_Excerpted records_
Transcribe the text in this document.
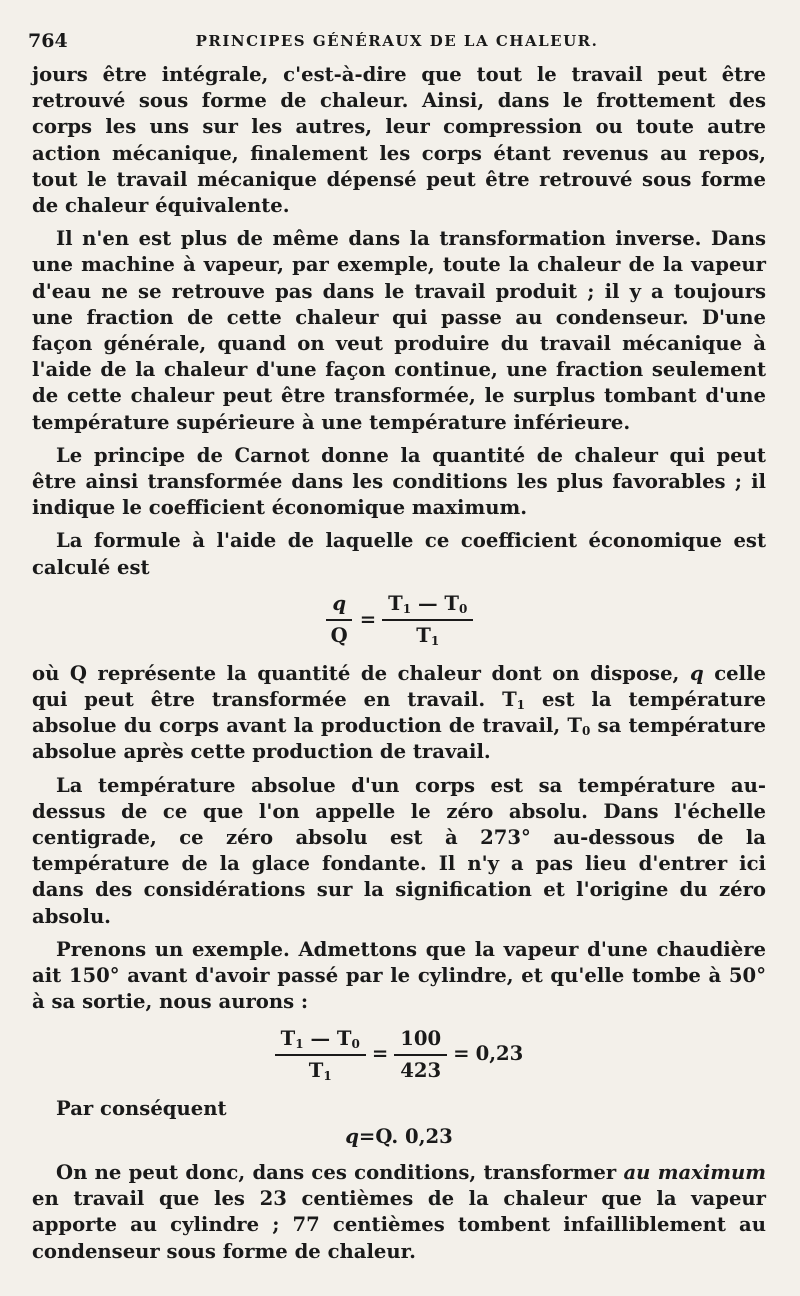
764	PRINCIPES GÉNÉRAUX DE LA CHALEUR.

jours être intégrale, c'est-à-dire que tout le travail peut être retrouvé sous forme de chaleur. Ainsi, dans le frottement des corps les uns sur les autres, leur compression ou toute autre action mécanique, finalement les corps étant revenus au repos, tout le travail mécanique dépensé peut être retrouvé sous forme de chaleur équivalente.

Il n'en est plus de même dans la transformation inverse. Dans une machine à vapeur, par exemple, toute la chaleur de la vapeur d'eau ne se retrouve pas dans le travail produit ; il y a toujours une fraction de cette chaleur qui passe au condenseur. D'une façon générale, quand on veut produire du travail mécanique à l'aide de la chaleur d'une façon continue, une fraction seulement de cette chaleur peut être transformée, le surplus tombant d'une température supérieure à une température inférieure.

Le principe de Carnot donne la quantité de chaleur qui peut être ainsi transformée dans les conditions les plus favorables ; il indique le coefficient économique maximum.

La formule à l'aide de laquelle ce coefficient économique est calculé est

$\frac{q}{Q} = \frac{T_1 — T_0}{T_1}$

où Q représente la quantité de chaleur dont on dispose, q celle qui peut être transformée en travail. $T_1$ est la température absolue du corps avant la production de travail, $T_0$ sa température absolue après cette production de travail.

La température absolue d'un corps est sa température au-dessus de ce que l'on appelle le zéro absolu. Dans l'échelle centigrade, ce zéro absolu est à 273° au-dessous de la température de la glace fondante. Il n'y a pas lieu d'entrer ici dans des considérations sur la signification et l'origine du zéro absolu.

Prenons un exemple. Admettons que la vapeur d'une chaudière ait 150° avant d'avoir passé par le cylindre, et qu'elle tombe à 50° à sa sortie, nous aurons :

$\frac{T_1 — T_0}{T_1} = \frac{100}{423} = 0,23$

Par conséquent

q =Q. 0,23

On ne peut donc, dans ces conditions, transformer au maximum en travail que les 23 centièmes de la chaleur que la vapeur apporte au cylindre ; 77 centièmes tombent infailliblement au condenseur sous forme de chaleur.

_What you are asked to do_
Find the lines above that include the string "condenseur" and copy them.

_Task output_
Il n'en est plus de même dans la transformation inverse. Dans une machine à vapeur, par exemple, toute la chaleur de la vapeur d'eau ne se retrouve pas dans le travail produit ; il y a toujours une fraction de cette chaleur qui passe au condenseur. D'une façon générale, quand on veut produire du travail mécanique à l'aide de la chaleur d'une façon continue, une fraction seulement de cette chaleur peut être transformée, le surplus tombant d'une température supérieure à une température inférieure.
On ne peut donc, dans ces conditions, transformer au maximum en travail que les 23 centièmes de la chaleur que la vapeur apporte au cylindre ; 77 centièmes tombent infailliblement au condenseur sous forme de chaleur.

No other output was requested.